### TASK BRIEF
Take every line from the listing below that includes "wages" and copy it.
==== DATA TO USE
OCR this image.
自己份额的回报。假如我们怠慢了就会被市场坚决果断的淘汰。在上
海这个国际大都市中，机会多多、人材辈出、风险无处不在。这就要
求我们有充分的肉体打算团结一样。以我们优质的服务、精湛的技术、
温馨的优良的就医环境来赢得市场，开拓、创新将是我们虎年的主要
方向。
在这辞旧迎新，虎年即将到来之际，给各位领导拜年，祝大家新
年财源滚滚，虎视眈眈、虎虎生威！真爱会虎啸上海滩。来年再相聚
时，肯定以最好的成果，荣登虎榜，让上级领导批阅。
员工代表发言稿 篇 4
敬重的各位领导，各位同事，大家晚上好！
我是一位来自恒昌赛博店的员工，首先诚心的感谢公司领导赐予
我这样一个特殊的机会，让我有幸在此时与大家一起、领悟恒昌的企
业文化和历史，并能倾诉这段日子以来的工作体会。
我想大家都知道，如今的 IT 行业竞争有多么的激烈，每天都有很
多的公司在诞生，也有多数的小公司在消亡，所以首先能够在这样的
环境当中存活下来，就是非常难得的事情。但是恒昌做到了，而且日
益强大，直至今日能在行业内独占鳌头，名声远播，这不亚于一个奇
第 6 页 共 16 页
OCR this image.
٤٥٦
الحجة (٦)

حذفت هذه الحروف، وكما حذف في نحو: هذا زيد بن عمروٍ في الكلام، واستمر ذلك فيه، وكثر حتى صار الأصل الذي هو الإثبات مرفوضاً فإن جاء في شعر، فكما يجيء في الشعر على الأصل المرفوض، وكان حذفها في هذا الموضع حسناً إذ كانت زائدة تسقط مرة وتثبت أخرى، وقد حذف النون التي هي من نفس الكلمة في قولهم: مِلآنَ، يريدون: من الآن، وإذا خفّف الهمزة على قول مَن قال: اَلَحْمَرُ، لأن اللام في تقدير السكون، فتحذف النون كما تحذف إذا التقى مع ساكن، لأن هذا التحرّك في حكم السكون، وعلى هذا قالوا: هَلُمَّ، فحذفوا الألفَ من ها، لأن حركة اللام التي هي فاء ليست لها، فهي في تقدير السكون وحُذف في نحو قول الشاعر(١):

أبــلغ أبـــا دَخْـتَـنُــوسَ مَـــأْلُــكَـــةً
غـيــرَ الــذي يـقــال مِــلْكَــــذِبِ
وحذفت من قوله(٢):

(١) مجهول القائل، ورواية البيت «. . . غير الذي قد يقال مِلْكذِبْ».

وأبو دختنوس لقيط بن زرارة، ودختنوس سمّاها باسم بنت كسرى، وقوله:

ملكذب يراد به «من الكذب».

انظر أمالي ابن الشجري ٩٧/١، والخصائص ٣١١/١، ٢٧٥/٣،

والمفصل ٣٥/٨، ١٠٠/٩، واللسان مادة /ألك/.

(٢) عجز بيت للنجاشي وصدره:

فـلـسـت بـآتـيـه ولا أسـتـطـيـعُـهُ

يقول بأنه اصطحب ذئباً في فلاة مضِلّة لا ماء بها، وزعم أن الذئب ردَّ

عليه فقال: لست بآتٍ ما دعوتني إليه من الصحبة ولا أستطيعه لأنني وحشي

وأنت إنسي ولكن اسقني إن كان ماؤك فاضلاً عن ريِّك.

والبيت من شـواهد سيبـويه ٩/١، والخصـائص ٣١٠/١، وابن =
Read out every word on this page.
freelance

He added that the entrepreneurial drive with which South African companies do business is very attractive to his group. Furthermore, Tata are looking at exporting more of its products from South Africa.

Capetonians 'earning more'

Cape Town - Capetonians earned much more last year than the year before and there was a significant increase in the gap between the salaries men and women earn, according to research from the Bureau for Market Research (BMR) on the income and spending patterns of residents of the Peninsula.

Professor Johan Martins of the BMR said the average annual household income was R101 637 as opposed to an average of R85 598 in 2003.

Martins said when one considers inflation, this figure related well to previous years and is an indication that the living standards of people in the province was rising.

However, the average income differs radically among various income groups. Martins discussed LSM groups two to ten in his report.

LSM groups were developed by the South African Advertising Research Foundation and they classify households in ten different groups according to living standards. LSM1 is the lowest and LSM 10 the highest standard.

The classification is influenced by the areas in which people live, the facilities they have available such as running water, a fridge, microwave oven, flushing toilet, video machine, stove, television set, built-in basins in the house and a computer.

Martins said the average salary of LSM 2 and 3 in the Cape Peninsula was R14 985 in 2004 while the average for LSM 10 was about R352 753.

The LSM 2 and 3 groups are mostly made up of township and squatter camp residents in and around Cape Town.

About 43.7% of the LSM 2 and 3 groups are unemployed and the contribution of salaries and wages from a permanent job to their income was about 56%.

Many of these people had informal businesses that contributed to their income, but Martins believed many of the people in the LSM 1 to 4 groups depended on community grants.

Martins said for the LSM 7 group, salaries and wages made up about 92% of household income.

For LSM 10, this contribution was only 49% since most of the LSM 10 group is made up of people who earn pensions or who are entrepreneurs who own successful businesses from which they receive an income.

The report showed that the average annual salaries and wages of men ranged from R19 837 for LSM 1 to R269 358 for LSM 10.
========
### SOLUTION
About 43.7% of the LSM 2 and 3 groups are unemployed and the contribution of salaries and wages from a permanent job to their income was about 56%.
Martins said for the LSM 7 group, salaries and wages made up about 92% of household income.
The report showed that the average annual salaries and wages of men ranged from R19 837 for LSM 1 to R269 358 for LSM 10.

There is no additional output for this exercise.